Data records:

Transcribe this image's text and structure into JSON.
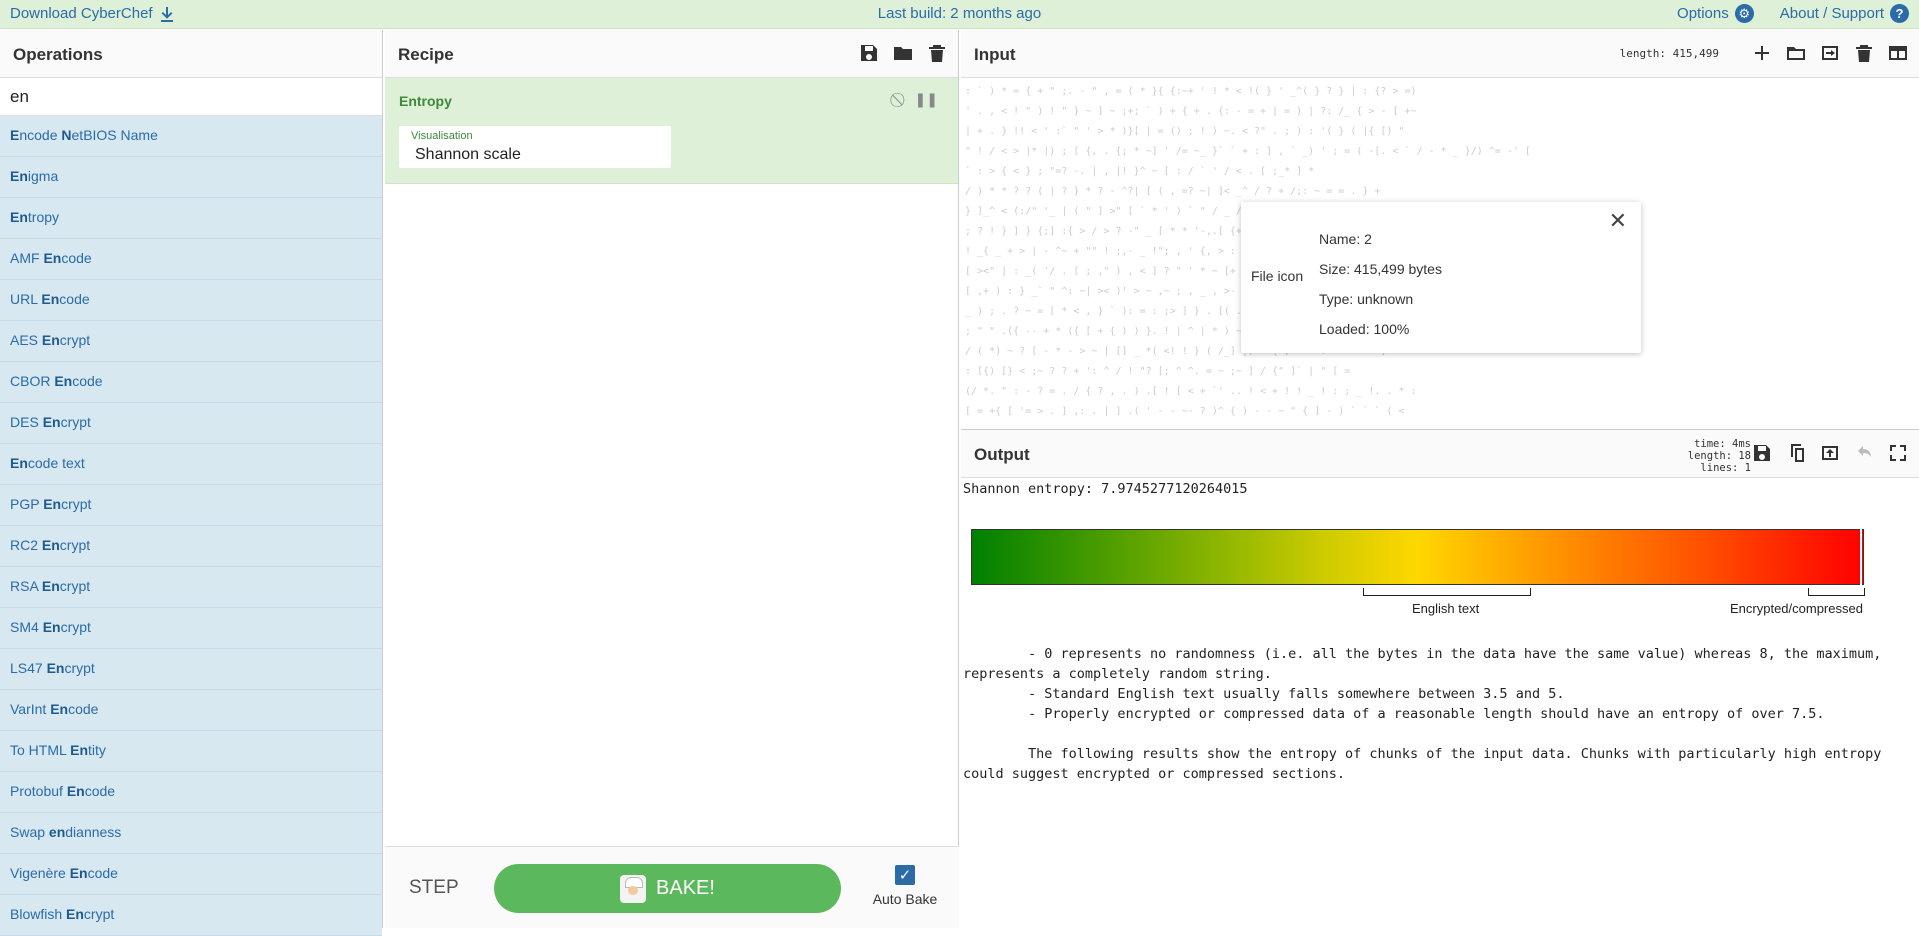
{
  "banner": {
    "download": "Download CyberChef",
    "last_build": "Last build: 2 months ago",
    "options": "Options",
    "about": "About / Support"
  },
  "operations": {
    "title": "Operations",
    "search_value": "en",
    "items": [
      {
        "pre": "",
        "hl": "E",
        "mid": "ncode N",
        "hl2": "",
        "post": "etBIOS Name"
      },
      {
        "pre": "",
        "hl": "En",
        "post": "igma"
      },
      {
        "pre": "",
        "hl": "En",
        "post": "tropy"
      },
      {
        "pre": "AMF ",
        "hl": "En",
        "post": "code"
      },
      {
        "pre": "URL ",
        "hl": "En",
        "post": "code"
      },
      {
        "pre": "AES ",
        "hl": "En",
        "post": "crypt"
      },
      {
        "pre": "CBOR ",
        "hl": "En",
        "post": "code"
      },
      {
        "pre": "DES ",
        "hl": "En",
        "post": "crypt"
      },
      {
        "pre": "",
        "hl": "En",
        "post": "code text"
      },
      {
        "pre": "PGP ",
        "hl": "En",
        "post": "crypt"
      },
      {
        "pre": "RC2 ",
        "hl": "En",
        "post": "crypt"
      },
      {
        "pre": "RSA ",
        "hl": "En",
        "post": "crypt"
      },
      {
        "pre": "SM4 ",
        "hl": "En",
        "post": "crypt"
      },
      {
        "pre": "LS47 ",
        "hl": "En",
        "post": "crypt"
      },
      {
        "pre": "VarInt ",
        "hl": "En",
        "post": "code"
      },
      {
        "pre": "To HTML ",
        "hl": "En",
        "post": "tity"
      },
      {
        "pre": "Protobuf ",
        "hl": "En",
        "post": "code"
      },
      {
        "pre": "Swap ",
        "hl": "en",
        "post": "dianness"
      },
      {
        "pre": "Vigenère ",
        "hl": "En",
        "post": "code"
      },
      {
        "pre": "Blowfish ",
        "hl": "En",
        "post": "crypt"
      }
    ]
  },
  "recipe": {
    "title": "Recipe",
    "op_name": "Entropy",
    "field_label": "Visualisation",
    "field_value": "Shannon scale",
    "step": "STEP",
    "bake": "BAKE!",
    "autobake": "Auto Bake"
  },
  "input": {
    "title": "Input",
    "length": "length: 415,499",
    "file": {
      "icon_label": "File icon",
      "name": "Name: 2",
      "size": "Size: 415,499 bytes",
      "type": "Type: unknown",
      "loaded": "Loaded: 100%"
    }
  },
  "output": {
    "title": "Output",
    "time": "time:   4ms",
    "length": "length:   18",
    "lines": "lines:    1",
    "entropy_line": "Shannon entropy: 7.9745277120264015",
    "entropy_value": 7.9745277120264015,
    "scale_max": 8,
    "label_english": "English text",
    "label_encrypted": "Encrypted/compressed",
    "description": "        - 0 represents no randomness (i.e. all the bytes in the data have the same value) whereas 8, the maximum,\nrepresents a completely random string.\n        - Standard English text usually falls somewhere between 3.5 and 5.\n        - Properly encrypted or compressed data of a reasonable length should have an entropy of over 7.5.\n\n        The following results show the entropy of chunks of the input data. Chunks with particularly high entropy\ncould suggest encrypted or compressed sections."
  }
}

• **Directive**: Print the full listing exactly, dropping the pictures.

• **Correct answer**:
Transcribe this image's text and structure into JSON.
{
  "banner": {
    "download": "Download CyberChef",
    "last_build": "Last build: 2 months ago",
    "options": "Options",
    "about": "About / Support"
  },
  "operations": {
    "title": "Operations",
    "search_value": "en",
    "items": [
      {
        "pre": "",
        "hl": "E",
        "mid": "ncode N",
        "hl2": "",
        "post": "etBIOS Name"
      },
      {
        "pre": "",
        "hl": "En",
        "post": "igma"
      },
      {
        "pre": "",
        "hl": "En",
        "post": "tropy"
      },
      {
        "pre": "AMF ",
        "hl": "En",
        "post": "code"
      },
      {
        "pre": "URL ",
        "hl": "En",
        "post": "code"
      },
      {
        "pre": "AES ",
        "hl": "En",
        "post": "crypt"
      },
      {
        "pre": "CBOR ",
        "hl": "En",
        "post": "code"
      },
      {
        "pre": "DES ",
        "hl": "En",
        "post": "crypt"
      },
      {
        "pre": "",
        "hl": "En",
        "post": "code text"
      },
      {
        "pre": "PGP ",
        "hl": "En",
        "post": "crypt"
      },
      {
        "pre": "RC2 ",
        "hl": "En",
        "post": "crypt"
      },
      {
        "pre": "RSA ",
        "hl": "En",
        "post": "crypt"
      },
      {
        "pre": "SM4 ",
        "hl": "En",
        "post": "crypt"
      },
      {
        "pre": "LS47 ",
        "hl": "En",
        "post": "crypt"
      },
      {
        "pre": "VarInt ",
        "hl": "En",
        "post": "code"
      },
      {
        "pre": "To HTML ",
        "hl": "En",
        "post": "tity"
      },
      {
        "pre": "Protobuf ",
        "hl": "En",
        "post": "code"
      },
      {
        "pre": "Swap ",
        "hl": "en",
        "post": "dianness"
      },
      {
        "pre": "Vigenère ",
        "hl": "En",
        "post": "code"
      },
      {
        "pre": "Blowfish ",
        "hl": "En",
        "post": "crypt"
      }
    ]
  },
  "recipe": {
    "title": "Recipe",
    "op_name": "Entropy",
    "field_label": "Visualisation",
    "field_value": "Shannon scale",
    "step": "STEP",
    "bake": "BAKE!",
    "autobake": "Auto Bake"
  },
  "input": {
    "title": "Input",
    "length": "length: 415,499",
    "file": {
      "icon_label": "File icon",
      "name": "Name: 2",
      "size": "Size: 415,499 bytes",
      "type": "Type: unknown",
      "loaded": "Loaded: 100%"
    }
  },
  "output": {
    "title": "Output",
    "time": "time:   4ms",
    "length": "length:   18",
    "lines": "lines:    1",
    "entropy_line": "Shannon entropy: 7.9745277120264015",
    "entropy_value": 7.9745277120264015,
    "scale_max": 8,
    "label_english": "English text",
    "label_encrypted": "Encrypted/compressed",
    "description": "        - 0 represents no randomness (i.e. all the bytes in the data have the same value) whereas 8, the maximum,\nrepresents a completely random string.\n        - Standard English text usually falls somewhere between 3.5 and 5.\n        - Properly encrypted or compressed data of a reasonable length should have an entropy of over 7.5.\n\n        The following results show the entropy of chunks of the input data. Chunks with particularly high entropy\ncould suggest encrypted or compressed sections."
  }
}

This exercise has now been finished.